> [AIM] Can you restate the records below word for word?
### RECORDS FOR THE EXERCISE ###
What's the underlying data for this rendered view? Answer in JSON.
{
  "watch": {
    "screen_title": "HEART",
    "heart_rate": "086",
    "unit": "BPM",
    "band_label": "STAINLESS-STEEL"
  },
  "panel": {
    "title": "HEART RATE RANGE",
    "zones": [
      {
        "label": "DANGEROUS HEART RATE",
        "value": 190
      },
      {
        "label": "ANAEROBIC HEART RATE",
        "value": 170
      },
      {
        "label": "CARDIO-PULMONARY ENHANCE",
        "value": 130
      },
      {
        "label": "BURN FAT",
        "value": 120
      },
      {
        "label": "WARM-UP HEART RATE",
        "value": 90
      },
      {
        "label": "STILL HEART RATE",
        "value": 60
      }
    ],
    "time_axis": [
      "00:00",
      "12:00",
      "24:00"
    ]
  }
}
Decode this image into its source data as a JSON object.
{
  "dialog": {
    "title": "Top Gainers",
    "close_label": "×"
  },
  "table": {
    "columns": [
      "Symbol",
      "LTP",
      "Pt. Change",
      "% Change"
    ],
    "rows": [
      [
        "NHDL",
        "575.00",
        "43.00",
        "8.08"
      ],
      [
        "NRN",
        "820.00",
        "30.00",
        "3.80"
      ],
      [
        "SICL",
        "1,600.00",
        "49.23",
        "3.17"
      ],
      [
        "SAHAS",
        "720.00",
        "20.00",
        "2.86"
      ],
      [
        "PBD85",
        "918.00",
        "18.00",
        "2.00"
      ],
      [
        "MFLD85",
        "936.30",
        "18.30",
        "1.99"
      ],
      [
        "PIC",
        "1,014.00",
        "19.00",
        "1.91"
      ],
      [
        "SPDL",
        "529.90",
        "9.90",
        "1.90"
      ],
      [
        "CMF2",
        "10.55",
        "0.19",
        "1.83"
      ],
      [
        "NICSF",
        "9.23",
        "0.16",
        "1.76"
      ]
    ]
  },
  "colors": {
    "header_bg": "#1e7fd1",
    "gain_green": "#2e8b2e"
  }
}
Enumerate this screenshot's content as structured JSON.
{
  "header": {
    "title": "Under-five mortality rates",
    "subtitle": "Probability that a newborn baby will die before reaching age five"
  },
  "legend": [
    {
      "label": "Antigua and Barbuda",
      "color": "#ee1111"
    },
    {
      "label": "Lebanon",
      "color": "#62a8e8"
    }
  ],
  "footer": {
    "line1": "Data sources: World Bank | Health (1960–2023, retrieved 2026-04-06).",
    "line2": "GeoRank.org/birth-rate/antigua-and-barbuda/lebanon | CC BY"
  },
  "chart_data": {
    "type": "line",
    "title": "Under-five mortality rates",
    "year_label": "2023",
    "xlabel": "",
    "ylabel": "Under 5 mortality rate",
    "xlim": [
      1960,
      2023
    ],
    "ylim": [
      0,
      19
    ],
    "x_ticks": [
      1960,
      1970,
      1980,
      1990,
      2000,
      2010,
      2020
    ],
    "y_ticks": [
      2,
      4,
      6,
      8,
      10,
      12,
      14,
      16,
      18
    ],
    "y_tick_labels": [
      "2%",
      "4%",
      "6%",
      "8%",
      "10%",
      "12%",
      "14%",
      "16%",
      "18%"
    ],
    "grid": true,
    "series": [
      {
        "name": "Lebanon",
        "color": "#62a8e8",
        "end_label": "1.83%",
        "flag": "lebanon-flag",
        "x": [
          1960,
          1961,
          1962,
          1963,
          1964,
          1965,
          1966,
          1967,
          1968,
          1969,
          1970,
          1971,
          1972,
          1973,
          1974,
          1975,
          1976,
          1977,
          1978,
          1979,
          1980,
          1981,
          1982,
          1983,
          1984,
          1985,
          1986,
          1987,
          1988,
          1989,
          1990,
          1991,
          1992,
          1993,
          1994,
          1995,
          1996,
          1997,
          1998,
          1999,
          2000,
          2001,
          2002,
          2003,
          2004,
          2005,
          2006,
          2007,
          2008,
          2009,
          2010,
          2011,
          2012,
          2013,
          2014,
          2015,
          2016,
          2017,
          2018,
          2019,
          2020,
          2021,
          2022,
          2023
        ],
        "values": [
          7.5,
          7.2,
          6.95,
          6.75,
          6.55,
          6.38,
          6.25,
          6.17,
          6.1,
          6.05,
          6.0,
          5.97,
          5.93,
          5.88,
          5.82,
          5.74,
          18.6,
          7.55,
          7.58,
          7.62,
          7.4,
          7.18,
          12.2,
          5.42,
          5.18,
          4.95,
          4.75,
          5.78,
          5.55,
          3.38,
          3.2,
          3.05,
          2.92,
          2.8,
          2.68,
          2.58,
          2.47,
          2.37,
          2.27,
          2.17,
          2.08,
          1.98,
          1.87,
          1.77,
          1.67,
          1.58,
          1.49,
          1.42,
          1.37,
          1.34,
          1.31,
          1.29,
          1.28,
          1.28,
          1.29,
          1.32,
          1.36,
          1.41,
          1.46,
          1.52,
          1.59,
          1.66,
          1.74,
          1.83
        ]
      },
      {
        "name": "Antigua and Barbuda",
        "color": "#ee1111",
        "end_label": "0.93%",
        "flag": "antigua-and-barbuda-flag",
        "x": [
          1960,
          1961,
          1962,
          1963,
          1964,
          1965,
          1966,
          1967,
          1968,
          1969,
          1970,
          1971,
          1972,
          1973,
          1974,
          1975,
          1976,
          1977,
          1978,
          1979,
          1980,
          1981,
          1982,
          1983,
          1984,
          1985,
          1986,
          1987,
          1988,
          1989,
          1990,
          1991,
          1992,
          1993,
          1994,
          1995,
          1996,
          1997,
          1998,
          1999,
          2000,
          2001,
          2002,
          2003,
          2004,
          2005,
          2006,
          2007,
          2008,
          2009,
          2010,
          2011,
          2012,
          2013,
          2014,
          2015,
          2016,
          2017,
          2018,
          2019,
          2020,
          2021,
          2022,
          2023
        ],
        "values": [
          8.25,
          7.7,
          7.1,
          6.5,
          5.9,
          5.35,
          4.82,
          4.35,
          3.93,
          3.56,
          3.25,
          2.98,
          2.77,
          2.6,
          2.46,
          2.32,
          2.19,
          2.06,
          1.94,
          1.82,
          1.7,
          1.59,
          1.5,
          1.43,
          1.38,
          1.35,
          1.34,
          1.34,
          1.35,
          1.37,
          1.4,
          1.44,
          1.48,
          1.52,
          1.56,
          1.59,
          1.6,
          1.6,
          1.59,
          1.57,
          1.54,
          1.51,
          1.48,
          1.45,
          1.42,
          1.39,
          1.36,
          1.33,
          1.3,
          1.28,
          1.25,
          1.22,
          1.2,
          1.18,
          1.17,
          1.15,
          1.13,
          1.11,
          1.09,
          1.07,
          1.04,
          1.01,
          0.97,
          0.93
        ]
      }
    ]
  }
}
###
> [THE REPLY]
What's the underlying data for this rendered view? Answer in JSON.
{
  "watch": {
    "screen_title": "HEART",
    "heart_rate": "086",
    "unit": "BPM",
    "band_label": "STAINLESS-STEEL"
  },
  "panel": {
    "title": "HEART RATE RANGE",
    "zones": [
      {
        "label": "DANGEROUS HEART RATE",
        "value": 190
      },
      {
        "label": "ANAEROBIC HEART RATE",
        "value": 170
      },
      {
        "label": "CARDIO-PULMONARY ENHANCE",
        "value": 130
      },
      {
        "label": "BURN FAT",
        "value": 120
      },
      {
        "label": "WARM-UP HEART RATE",
        "value": 90
      },
      {
        "label": "STILL HEART RATE",
        "value": 60
      }
    ],
    "time_axis": [
      "00:00",
      "12:00",
      "24:00"
    ]
  }
}
Decode this image into its source data as a JSON object.
{
  "dialog": {
    "title": "Top Gainers",
    "close_label": "×"
  },
  "table": {
    "columns": [
      "Symbol",
      "LTP",
      "Pt. Change",
      "% Change"
    ],
    "rows": [
      [
        "NHDL",
        "575.00",
        "43.00",
        "8.08"
      ],
      [
        "NRN",
        "820.00",
        "30.00",
        "3.80"
      ],
      [
        "SICL",
        "1,600.00",
        "49.23",
        "3.17"
      ],
      [
        "SAHAS",
        "720.00",
        "20.00",
        "2.86"
      ],
      [
        "PBD85",
        "918.00",
        "18.00",
        "2.00"
      ],
      [
        "MFLD85",
        "936.30",
        "18.30",
        "1.99"
      ],
      [
        "PIC",
        "1,014.00",
        "19.00",
        "1.91"
      ],
      [
        "SPDL",
        "529.90",
        "9.90",
        "1.90"
      ],
      [
        "CMF2",
        "10.55",
        "0.19",
        "1.83"
      ],
      [
        "NICSF",
        "9.23",
        "0.16",
        "1.76"
      ]
    ]
  },
  "colors": {
    "header_bg": "#1e7fd1",
    "gain_green": "#2e8b2e"
  }
}
Enumerate this screenshot's content as structured JSON.
{
  "header": {
    "title": "Under-five mortality rates",
    "subtitle": "Probability that a newborn baby will die before reaching age five"
  },
  "legend": [
    {
      "label": "Antigua and Barbuda",
      "color": "#ee1111"
    },
    {
      "label": "Lebanon",
      "color": "#62a8e8"
    }
  ],
  "footer": {
    "line1": "Data sources: World Bank | Health (1960–2023, retrieved 2026-04-06).",
    "line2": "GeoRank.org/birth-rate/antigua-and-barbuda/lebanon | CC BY"
  },
  "chart_data": {
    "type": "line",
    "title": "Under-five mortality rates",
    "year_label": "2023",
    "xlabel": "",
    "ylabel": "Under 5 mortality rate",
    "xlim": [
      1960,
      2023
    ],
    "ylim": [
      0,
      19
    ],
    "x_ticks": [
      1960,
      1970,
      1980,
      1990,
      2000,
      2010,
      2020
    ],
    "y_ticks": [
      2,
      4,
      6,
      8,
      10,
      12,
      14,
      16,
      18
    ],
    "y_tick_labels": [
      "2%",
      "4%",
      "6%",
      "8%",
      "10%",
      "12%",
      "14%",
      "16%",
      "18%"
    ],
    "grid": true,
    "series": [
      {
        "name": "Lebanon",
        "color": "#62a8e8",
        "end_label": "1.83%",
        "flag": "lebanon-flag",
        "x": [
          1960,
          1961,
          1962,
          1963,
          1964,
          1965,
          1966,
          1967,
          1968,
          1969,
          1970,
          1971,
          1972,
          1973,
          1974,
          1975,
          1976,
          1977,
          1978,
          1979,
          1980,
          1981,
          1982,
          1983,
          1984,
          1985,
          1986,
          1987,
          1988,
          1989,
          1990,
          1991,
          1992,
          1993,
          1994,
          1995,
          1996,
          1997,
          1998,
          1999,
          2000,
          2001,
          2002,
          2003,
          2004,
          2005,
          2006,
          2007,
          2008,
          2009,
          2010,
          2011,
          2012,
          2013,
          2014,
          2015,
          2016,
          2017,
          2018,
          2019,
          2020,
          2021,
          2022,
          2023
        ],
        "values": [
          7.5,
          7.2,
          6.95,
          6.75,
          6.55,
          6.38,
          6.25,
          6.17,
          6.1,
          6.05,
          6.0,
          5.97,
          5.93,
          5.88,
          5.82,
          5.74,
          18.6,
          7.55,
          7.58,
          7.62,
          7.4,
          7.18,
          12.2,
          5.42,
          5.18,
          4.95,
          4.75,
          5.78,
          5.55,
          3.38,
          3.2,
          3.05,
          2.92,
          2.8,
          2.68,
          2.58,
          2.47,
          2.37,
          2.27,
          2.17,
          2.08,
          1.98,
          1.87,
          1.77,
          1.67,
          1.58,
          1.49,
          1.42,
          1.37,
          1.34,
          1.31,
          1.29,
          1.28,
          1.28,
          1.29,
          1.32,
          1.36,
          1.41,
          1.46,
          1.52,
          1.59,
          1.66,
          1.74,
          1.83
        ]
      },
      {
        "name": "Antigua and Barbuda",
        "color": "#ee1111",
        "end_label": "0.93%",
        "flag": "antigua-and-barbuda-flag",
        "x": [
          1960,
          1961,
          1962,
          1963,
          1964,
          1965,
          1966,
          1967,
          1968,
          1969,
          1970,
          1971,
          1972,
          1973,
          1974,
          1975,
          1976,
          1977,
          1978,
          1979,
          1980,
          1981,
          1982,
          1983,
          1984,
          1985,
          1986,
          1987,
          1988,
          1989,
          1990,
          1991,
          1992,
          1993,
          1994,
          1995,
          1996,
          1997,
          1998,
          1999,
          2000,
          2001,
          2002,
          2003,
          2004,
          2005,
          2006,
          2007,
          2008,
          2009,
          2010,
          2011,
          2012,
          2013,
          2014,
          2015,
          2016,
          2017,
          2018,
          2019,
          2020,
          2021,
          2022,
          2023
        ],
        "values": [
          8.25,
          7.7,
          7.1,
          6.5,
          5.9,
          5.35,
          4.82,
          4.35,
          3.93,
          3.56,
          3.25,
          2.98,
          2.77,
          2.6,
          2.46,
          2.32,
          2.19,
          2.06,
          1.94,
          1.82,
          1.7,
          1.59,
          1.5,
          1.43,
          1.38,
          1.35,
          1.34,
          1.34,
          1.35,
          1.37,
          1.4,
          1.44,
          1.48,
          1.52,
          1.56,
          1.59,
          1.6,
          1.6,
          1.59,
          1.57,
          1.54,
          1.51,
          1.48,
          1.45,
          1.42,
          1.39,
          1.36,
          1.33,
          1.3,
          1.28,
          1.25,
          1.22,
          1.2,
          1.18,
          1.17,
          1.15,
          1.13,
          1.11,
          1.09,
          1.07,
          1.04,
          1.01,
          0.97,
          0.93
        ]
      }
    ]
  }
}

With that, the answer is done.